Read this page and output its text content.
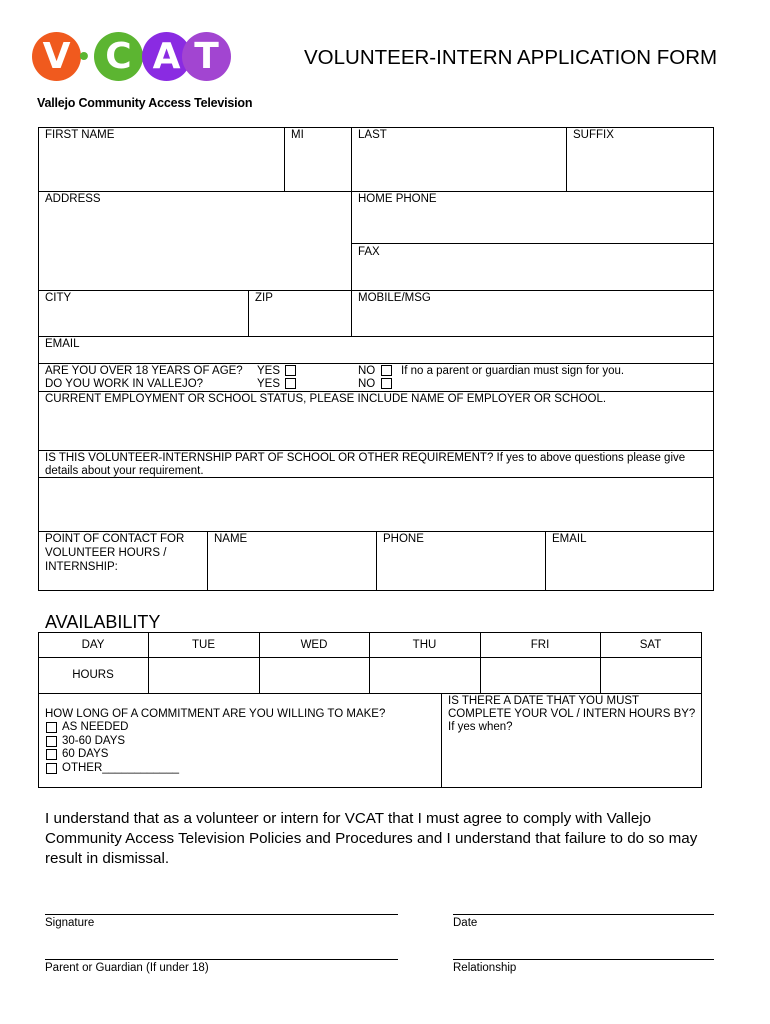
V • C A T
Vallejo Community Access Television
VOLUNTEER-INTERN APPLICATION FORM
FIRST NAME	MI	LAST	SUFFIX
ADDRESS	HOME PHONE
FAX
CITY	ZIP	MOBILE/MSG
EMAIL
ARE YOU OVER 18 YEARS OF AGE? YES	NO If no a parent or guardian must sign for you.
DO YOU WORK IN VALLEJO?	YES	NO
CURRENT EMPLOYMENT OR SCHOOL STATUS, PLEASE INCLUDE NAME OF EMPLOYER OR SCHOOL.
IS THIS VOLUNTEER-INTERNSHIP PART OF SCHOOL OR OTHER REQUIREMENT? If yes to above questions please give
details about your requirement.
POINT OF CONTACT FOR
VOLUNTEER HOURS /
INTERNSHIP:
NAME	PHONE	EMAIL
AVAILABILITY
DAY	TUE	WED	THU	FRI	SAT
HOURS
HOW LONG OF A COMMITMENT ARE YOU WILLING TO MAKE?
AS NEEDED
30-60 DAYS
60 DAYS
OTHER____________
IS THERE A DATE THAT YOU MUST
COMPLETE YOUR VOL / INTERN HOURS BY?
If yes when?
I understand that as a volunteer or intern for VCAT that I must agree to comply with Vallejo
Community Access Television Policies and Procedures and I understand that failure to do so may
result in dismissal.
Signature	Date
Parent or Guardian (If under 18)	Relationship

*What you are asked to do:* Omit the pictures. Transcribe every record exactly.

*Response for this exercise:*
Read this page and output its text content.
V • C A T
Vallejo Community Access Television
VOLUNTEER-INTERN APPLICATION FORM
FIRST NAME	MI	LAST	SUFFIX
ADDRESS	HOME PHONE
FAX
CITY	ZIP	MOBILE/MSG
EMAIL
ARE YOU OVER 18 YEARS OF AGE? YES	NO If no a parent or guardian must sign for you.
DO YOU WORK IN VALLEJO?	YES	NO
CURRENT EMPLOYMENT OR SCHOOL STATUS, PLEASE INCLUDE NAME OF EMPLOYER OR SCHOOL.
IS THIS VOLUNTEER-INTERNSHIP PART OF SCHOOL OR OTHER REQUIREMENT? If yes to above questions please give
details about your requirement.
POINT OF CONTACT FOR
VOLUNTEER HOURS /
INTERNSHIP:
NAME	PHONE	EMAIL
AVAILABILITY
DAY	TUE	WED	THU	FRI	SAT
HOURS
HOW LONG OF A COMMITMENT ARE YOU WILLING TO MAKE?
AS NEEDED
30-60 DAYS
60 DAYS
OTHER____________
IS THERE A DATE THAT YOU MUST
COMPLETE YOUR VOL / INTERN HOURS BY?
If yes when?
I understand that as a volunteer or intern for VCAT that I must agree to comply with Vallejo
Community Access Television Policies and Procedures and I understand that failure to do so may
result in dismissal.
Signature	Date
Parent or Guardian (If under 18)	Relationship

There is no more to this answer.